AVAILABLE DATA:
=====
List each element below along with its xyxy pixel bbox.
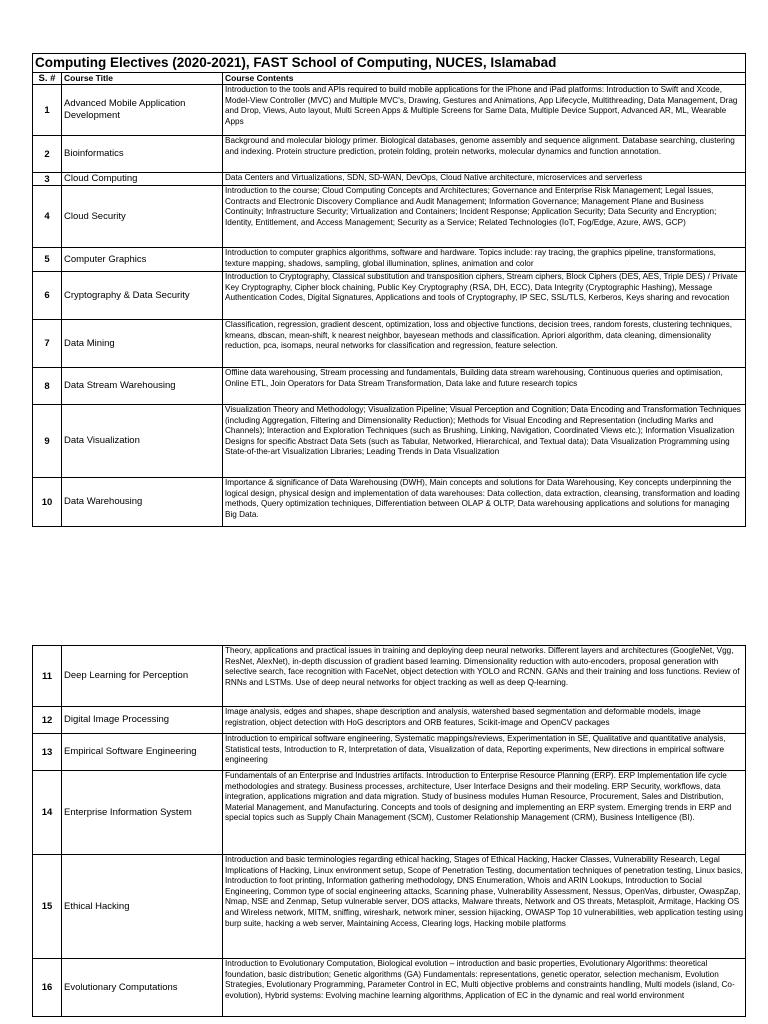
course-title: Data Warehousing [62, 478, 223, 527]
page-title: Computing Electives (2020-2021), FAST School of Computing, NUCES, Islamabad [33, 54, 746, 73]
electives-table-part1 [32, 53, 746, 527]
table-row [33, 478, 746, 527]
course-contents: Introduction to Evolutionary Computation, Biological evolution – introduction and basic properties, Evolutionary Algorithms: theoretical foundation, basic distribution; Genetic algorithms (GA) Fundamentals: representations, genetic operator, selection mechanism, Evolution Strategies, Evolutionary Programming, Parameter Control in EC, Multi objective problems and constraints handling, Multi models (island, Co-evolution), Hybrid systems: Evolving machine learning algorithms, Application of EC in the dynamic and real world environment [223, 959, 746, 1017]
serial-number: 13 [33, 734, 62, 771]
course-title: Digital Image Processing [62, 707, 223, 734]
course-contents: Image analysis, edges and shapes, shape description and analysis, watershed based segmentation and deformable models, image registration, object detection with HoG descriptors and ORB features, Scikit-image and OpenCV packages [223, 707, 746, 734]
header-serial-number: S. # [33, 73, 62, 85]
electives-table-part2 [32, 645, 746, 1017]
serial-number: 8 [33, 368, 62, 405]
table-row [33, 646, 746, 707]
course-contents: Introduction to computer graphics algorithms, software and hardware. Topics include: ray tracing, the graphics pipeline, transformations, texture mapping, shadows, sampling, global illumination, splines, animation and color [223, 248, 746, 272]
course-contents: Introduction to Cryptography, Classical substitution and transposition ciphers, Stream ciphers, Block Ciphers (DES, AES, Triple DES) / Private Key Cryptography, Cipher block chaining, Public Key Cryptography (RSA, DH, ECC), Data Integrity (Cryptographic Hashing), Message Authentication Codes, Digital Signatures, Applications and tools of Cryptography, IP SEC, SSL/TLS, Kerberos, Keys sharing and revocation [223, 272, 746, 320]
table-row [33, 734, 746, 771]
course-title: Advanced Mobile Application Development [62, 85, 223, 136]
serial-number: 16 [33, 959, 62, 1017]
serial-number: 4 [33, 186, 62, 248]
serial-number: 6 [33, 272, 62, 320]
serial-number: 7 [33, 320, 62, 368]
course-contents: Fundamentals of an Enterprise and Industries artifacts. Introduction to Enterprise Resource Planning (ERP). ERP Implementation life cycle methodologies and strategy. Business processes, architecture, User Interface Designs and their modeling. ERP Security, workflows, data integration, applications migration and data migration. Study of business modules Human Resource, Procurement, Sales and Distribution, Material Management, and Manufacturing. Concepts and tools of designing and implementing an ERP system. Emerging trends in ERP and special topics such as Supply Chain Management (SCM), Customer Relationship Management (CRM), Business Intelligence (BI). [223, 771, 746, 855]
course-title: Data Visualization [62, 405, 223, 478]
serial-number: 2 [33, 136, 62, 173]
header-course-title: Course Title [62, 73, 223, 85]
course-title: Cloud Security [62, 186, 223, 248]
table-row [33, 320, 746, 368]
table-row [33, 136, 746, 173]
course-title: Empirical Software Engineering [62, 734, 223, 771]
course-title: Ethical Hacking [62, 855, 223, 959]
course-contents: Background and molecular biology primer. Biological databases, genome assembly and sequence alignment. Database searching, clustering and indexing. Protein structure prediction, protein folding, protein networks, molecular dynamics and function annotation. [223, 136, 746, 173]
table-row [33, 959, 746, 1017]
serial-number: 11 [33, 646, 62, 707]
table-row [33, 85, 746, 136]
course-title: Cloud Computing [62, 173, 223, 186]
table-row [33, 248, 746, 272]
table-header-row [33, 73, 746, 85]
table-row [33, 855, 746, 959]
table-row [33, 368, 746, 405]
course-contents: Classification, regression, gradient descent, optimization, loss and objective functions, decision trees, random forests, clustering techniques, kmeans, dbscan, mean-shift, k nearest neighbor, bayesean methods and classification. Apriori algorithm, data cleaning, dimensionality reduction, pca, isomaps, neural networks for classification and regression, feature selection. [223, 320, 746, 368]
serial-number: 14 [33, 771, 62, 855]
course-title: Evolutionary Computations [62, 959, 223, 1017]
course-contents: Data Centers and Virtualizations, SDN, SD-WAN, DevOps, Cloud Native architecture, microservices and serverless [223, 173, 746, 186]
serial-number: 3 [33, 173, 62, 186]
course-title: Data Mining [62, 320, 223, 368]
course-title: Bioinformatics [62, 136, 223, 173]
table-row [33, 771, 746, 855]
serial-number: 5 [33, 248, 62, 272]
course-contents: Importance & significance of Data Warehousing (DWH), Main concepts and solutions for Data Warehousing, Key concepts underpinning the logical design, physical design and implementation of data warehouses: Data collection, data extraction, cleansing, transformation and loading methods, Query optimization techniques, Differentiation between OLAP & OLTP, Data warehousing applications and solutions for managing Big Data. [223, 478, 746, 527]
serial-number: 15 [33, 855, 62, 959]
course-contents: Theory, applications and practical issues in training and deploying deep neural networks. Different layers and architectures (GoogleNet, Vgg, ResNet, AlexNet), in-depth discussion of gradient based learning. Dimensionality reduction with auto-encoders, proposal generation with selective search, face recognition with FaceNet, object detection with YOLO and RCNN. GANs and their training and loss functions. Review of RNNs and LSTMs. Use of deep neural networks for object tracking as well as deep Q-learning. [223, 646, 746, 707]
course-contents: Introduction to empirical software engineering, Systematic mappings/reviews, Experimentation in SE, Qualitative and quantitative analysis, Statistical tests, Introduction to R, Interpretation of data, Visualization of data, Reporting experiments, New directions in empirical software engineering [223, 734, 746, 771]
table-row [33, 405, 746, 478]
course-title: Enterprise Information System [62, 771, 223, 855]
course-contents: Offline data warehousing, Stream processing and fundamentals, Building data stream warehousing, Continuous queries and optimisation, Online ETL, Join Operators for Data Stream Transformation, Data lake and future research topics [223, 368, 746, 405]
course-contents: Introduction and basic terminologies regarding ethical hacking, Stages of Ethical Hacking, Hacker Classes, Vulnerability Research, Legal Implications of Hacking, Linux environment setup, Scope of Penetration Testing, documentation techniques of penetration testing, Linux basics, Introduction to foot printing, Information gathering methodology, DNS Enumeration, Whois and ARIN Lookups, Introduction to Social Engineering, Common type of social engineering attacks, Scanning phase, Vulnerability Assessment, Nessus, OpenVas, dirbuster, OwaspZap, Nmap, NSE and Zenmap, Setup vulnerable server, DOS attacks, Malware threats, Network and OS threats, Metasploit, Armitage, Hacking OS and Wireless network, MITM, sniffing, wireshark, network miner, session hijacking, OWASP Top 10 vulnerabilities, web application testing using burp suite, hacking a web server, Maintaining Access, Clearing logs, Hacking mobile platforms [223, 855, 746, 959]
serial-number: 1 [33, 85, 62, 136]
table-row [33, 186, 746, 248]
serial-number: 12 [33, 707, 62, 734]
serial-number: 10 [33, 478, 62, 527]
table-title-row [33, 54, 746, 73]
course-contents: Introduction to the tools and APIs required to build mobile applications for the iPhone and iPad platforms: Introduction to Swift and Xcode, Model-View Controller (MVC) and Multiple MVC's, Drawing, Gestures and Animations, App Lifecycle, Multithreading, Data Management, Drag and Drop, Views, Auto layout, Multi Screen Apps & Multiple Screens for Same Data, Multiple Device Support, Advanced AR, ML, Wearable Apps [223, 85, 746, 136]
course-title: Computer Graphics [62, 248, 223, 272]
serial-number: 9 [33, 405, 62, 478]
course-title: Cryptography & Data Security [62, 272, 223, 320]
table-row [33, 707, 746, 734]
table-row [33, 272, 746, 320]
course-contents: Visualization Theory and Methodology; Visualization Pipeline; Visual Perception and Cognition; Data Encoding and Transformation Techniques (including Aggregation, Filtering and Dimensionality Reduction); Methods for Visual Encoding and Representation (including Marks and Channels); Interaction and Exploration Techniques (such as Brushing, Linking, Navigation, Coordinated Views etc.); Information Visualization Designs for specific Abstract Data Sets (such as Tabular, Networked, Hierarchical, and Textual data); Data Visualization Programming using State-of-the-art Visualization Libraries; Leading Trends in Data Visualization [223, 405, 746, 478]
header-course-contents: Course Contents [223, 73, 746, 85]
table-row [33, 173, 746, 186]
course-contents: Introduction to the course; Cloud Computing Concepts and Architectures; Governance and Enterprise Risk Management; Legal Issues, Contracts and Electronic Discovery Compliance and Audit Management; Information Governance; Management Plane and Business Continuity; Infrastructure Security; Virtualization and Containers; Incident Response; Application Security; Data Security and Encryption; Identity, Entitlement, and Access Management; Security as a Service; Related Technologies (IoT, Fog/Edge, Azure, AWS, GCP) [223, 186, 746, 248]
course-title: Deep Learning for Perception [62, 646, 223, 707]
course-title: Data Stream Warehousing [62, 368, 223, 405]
=====
What is the number of lines in the records that contain "Evolutionary"? State that number alone.

2